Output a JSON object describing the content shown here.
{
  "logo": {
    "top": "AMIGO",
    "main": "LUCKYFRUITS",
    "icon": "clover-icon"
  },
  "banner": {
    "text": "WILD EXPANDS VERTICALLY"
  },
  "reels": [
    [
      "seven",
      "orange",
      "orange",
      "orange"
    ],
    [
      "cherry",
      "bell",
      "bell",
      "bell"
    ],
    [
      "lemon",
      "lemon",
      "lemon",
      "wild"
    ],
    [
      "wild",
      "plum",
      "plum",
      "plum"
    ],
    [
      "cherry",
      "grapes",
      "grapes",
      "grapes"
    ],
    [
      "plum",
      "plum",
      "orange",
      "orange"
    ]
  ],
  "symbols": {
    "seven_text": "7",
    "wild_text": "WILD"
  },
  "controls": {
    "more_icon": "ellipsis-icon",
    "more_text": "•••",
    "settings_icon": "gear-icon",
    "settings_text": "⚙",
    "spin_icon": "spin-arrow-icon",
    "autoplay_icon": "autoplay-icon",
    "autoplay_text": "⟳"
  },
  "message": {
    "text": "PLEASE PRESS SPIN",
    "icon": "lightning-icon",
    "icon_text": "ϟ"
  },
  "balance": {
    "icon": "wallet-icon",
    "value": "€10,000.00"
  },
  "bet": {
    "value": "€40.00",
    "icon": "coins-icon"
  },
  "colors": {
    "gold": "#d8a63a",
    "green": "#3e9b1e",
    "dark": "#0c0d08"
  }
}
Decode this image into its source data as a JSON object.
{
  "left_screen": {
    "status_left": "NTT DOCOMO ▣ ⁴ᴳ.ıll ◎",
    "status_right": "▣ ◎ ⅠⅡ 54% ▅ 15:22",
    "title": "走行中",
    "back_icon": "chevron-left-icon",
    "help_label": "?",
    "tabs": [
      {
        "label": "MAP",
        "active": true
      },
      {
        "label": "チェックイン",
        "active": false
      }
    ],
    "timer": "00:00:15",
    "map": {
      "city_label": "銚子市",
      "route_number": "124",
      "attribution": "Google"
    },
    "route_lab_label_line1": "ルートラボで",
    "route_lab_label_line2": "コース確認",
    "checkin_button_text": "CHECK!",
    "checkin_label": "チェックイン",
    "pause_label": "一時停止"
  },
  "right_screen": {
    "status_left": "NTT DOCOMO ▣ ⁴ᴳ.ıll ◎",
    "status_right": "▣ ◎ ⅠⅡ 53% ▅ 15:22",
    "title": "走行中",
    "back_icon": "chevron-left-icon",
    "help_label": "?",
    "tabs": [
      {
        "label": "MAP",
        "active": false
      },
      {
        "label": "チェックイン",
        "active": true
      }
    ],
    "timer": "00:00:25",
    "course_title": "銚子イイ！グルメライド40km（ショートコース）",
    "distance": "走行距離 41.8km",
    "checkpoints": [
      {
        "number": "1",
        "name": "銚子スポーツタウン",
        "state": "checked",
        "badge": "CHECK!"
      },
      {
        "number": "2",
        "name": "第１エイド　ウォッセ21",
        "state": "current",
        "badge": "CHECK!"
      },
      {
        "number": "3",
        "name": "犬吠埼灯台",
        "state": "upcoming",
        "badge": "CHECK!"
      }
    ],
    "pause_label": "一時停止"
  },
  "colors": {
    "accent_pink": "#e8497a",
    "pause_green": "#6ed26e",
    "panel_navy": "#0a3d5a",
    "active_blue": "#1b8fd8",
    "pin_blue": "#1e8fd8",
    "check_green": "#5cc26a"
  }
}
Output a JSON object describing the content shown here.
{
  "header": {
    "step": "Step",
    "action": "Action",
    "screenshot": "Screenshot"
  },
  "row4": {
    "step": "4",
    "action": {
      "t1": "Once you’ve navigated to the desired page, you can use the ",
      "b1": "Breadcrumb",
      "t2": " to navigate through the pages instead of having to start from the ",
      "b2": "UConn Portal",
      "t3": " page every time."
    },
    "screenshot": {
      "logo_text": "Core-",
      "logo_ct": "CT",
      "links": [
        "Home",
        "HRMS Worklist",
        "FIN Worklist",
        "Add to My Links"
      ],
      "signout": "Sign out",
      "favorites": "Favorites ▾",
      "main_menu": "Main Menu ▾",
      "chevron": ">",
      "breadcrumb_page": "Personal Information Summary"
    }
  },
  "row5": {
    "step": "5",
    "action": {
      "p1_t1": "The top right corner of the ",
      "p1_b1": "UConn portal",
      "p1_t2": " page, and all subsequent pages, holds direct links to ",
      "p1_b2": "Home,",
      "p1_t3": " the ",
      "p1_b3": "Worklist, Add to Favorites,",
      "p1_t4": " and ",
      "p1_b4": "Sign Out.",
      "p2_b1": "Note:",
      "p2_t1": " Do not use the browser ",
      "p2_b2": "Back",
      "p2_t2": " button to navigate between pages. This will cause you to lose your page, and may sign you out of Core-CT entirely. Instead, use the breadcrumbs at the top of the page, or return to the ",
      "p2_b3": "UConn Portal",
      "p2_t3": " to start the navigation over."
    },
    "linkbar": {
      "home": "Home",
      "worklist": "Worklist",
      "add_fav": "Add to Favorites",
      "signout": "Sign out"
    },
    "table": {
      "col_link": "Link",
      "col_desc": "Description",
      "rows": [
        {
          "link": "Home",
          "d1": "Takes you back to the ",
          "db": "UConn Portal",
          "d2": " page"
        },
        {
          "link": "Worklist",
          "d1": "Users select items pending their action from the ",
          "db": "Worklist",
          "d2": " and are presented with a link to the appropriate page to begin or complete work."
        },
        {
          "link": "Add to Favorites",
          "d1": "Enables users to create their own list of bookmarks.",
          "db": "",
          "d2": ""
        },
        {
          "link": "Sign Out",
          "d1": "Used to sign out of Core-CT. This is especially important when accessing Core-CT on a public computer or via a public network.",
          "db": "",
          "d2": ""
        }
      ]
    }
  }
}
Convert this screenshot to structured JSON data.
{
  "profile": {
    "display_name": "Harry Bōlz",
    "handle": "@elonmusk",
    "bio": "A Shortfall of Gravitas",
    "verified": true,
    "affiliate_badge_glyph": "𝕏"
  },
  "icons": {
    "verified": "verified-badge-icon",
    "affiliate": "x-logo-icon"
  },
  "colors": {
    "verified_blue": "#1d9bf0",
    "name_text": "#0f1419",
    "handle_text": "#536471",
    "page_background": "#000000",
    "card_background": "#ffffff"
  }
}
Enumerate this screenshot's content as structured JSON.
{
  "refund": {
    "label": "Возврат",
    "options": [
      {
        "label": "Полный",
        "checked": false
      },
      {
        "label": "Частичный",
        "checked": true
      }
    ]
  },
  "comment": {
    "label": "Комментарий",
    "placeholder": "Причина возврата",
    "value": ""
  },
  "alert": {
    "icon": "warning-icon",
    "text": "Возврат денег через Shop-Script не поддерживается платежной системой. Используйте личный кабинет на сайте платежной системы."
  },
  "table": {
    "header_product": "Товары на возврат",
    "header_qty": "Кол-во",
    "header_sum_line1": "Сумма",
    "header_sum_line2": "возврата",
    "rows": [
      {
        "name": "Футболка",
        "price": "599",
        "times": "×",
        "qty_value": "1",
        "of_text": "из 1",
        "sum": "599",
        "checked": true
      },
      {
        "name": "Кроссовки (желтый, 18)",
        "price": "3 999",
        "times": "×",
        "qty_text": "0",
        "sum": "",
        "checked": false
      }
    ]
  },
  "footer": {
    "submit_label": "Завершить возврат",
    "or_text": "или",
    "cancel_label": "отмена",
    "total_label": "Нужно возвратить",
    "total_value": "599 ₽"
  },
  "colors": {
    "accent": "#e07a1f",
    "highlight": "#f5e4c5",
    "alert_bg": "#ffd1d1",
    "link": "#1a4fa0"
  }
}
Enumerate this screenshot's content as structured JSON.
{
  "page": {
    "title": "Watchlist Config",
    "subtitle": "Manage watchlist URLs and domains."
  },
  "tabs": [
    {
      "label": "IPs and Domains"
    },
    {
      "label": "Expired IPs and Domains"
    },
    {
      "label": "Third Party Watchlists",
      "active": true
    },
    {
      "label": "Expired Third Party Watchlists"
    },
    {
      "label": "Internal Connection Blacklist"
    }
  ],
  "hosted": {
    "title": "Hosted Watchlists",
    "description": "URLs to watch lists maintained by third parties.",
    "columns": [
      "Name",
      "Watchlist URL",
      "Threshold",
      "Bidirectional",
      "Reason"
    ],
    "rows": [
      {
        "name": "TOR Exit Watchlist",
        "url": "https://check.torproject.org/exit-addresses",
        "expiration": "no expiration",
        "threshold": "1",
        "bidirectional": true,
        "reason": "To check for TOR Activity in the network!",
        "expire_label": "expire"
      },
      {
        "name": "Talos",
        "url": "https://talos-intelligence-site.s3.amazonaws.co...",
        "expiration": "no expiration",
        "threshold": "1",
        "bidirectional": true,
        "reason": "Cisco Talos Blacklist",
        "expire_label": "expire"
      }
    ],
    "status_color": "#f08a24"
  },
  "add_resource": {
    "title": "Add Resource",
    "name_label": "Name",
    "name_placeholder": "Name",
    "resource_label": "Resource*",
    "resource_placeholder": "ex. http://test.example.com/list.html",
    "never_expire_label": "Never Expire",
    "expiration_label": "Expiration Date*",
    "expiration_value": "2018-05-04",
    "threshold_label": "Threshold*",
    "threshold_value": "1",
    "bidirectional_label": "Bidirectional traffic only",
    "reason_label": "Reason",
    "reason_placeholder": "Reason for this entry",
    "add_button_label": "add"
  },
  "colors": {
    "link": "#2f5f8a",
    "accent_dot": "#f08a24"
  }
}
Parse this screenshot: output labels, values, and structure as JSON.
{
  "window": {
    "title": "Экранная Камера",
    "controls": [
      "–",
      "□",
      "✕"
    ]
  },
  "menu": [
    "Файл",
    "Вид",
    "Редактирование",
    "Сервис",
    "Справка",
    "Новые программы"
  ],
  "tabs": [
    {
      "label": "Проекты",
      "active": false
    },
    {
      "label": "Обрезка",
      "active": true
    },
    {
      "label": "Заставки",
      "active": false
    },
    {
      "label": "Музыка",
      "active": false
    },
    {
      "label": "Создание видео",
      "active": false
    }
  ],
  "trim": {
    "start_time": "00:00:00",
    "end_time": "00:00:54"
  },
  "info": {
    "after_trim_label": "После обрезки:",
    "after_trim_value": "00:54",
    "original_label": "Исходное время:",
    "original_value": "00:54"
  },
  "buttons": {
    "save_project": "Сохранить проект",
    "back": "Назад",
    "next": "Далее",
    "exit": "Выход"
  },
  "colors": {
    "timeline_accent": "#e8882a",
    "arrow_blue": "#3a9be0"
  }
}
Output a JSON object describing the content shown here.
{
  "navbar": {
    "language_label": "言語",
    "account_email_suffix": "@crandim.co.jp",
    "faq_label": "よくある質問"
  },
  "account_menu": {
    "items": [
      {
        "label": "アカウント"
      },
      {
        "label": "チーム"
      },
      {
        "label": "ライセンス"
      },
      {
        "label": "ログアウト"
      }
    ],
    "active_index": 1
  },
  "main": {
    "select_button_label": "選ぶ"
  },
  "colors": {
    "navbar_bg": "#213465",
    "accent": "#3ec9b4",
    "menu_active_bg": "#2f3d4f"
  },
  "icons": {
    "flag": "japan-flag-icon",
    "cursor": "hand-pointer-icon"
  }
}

• [BRIEF]
Extract lines where the string "возврата" occurs.

• [REPLY TO THE TASK]
    "placeholder": "Причина возврата",
    "header_sum_line2": "возврата",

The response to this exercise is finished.